Starting at the line that contains "Identify all the" and ending at the line that contains "y-tick-label: $1.40 [87,186,127,204]", write out the lines below with "gridline" changed to "grid-line" and nothing else altered. Leave the pictures out.

PROVIDED INFORMATION
++++++

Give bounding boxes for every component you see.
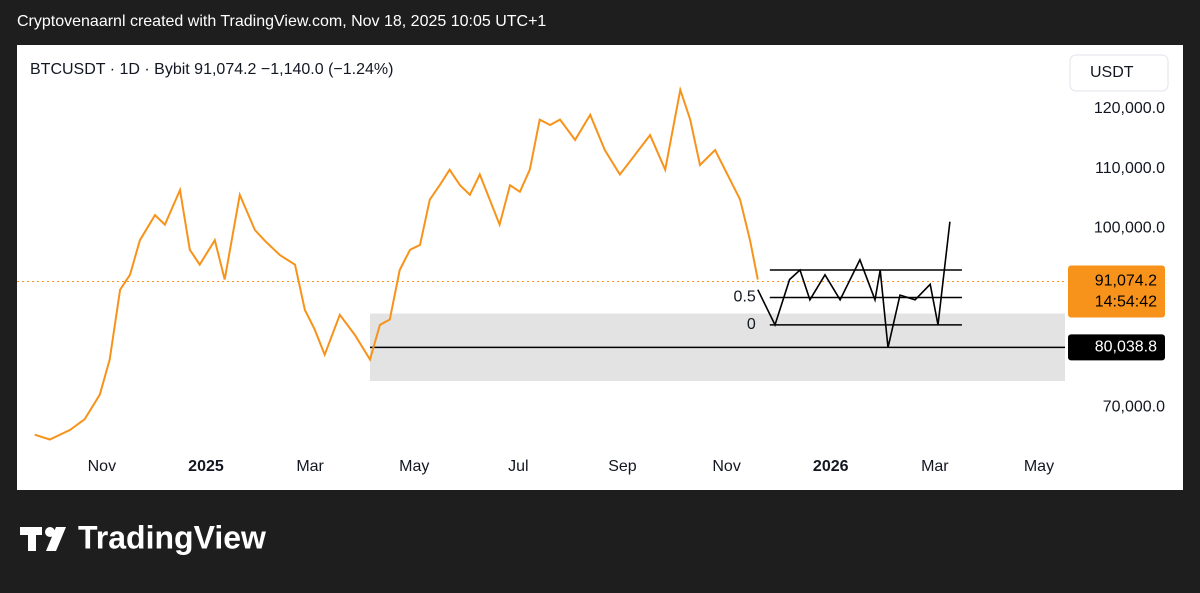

++++++

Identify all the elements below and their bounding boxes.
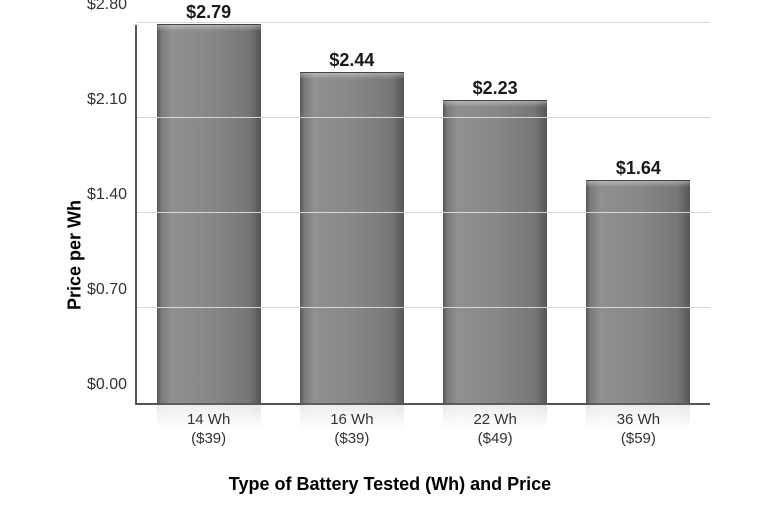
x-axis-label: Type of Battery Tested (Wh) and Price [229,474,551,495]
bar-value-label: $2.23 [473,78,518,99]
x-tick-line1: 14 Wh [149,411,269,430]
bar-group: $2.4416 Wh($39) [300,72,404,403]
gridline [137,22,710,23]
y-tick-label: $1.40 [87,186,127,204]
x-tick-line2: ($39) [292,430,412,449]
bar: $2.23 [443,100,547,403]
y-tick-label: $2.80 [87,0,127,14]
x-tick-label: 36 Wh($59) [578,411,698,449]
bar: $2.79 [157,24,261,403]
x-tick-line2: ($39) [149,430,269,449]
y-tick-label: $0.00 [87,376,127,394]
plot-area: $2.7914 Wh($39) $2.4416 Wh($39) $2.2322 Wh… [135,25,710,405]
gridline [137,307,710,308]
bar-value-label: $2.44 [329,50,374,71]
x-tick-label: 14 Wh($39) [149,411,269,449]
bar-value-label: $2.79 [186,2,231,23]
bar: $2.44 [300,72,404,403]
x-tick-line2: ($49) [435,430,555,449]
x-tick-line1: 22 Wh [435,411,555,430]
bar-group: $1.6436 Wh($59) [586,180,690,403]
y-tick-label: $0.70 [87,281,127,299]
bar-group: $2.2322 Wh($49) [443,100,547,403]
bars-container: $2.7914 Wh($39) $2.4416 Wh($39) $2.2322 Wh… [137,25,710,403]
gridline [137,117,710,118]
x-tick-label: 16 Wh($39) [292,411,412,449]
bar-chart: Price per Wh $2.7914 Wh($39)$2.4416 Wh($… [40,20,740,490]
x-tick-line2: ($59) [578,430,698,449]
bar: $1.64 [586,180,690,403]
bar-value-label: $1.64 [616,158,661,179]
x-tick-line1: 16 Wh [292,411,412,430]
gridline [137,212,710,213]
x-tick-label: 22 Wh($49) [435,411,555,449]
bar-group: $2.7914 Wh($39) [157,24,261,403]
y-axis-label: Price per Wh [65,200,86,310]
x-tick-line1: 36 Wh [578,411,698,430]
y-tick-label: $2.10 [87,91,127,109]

++++++

FINISHED ANSWER
Identify all the elements below and their bounding boxes.
x-axis-label: Type of Battery Tested (Wh) and Price [229,474,551,495]
bar-value-label: $2.23 [473,78,518,99]
x-tick-line1: 14 Wh [149,411,269,430]
bar-group: $2.4416 Wh($39) [300,72,404,403]
grid-line [137,22,710,23]
y-tick-label: $1.40 [87,186,127,204]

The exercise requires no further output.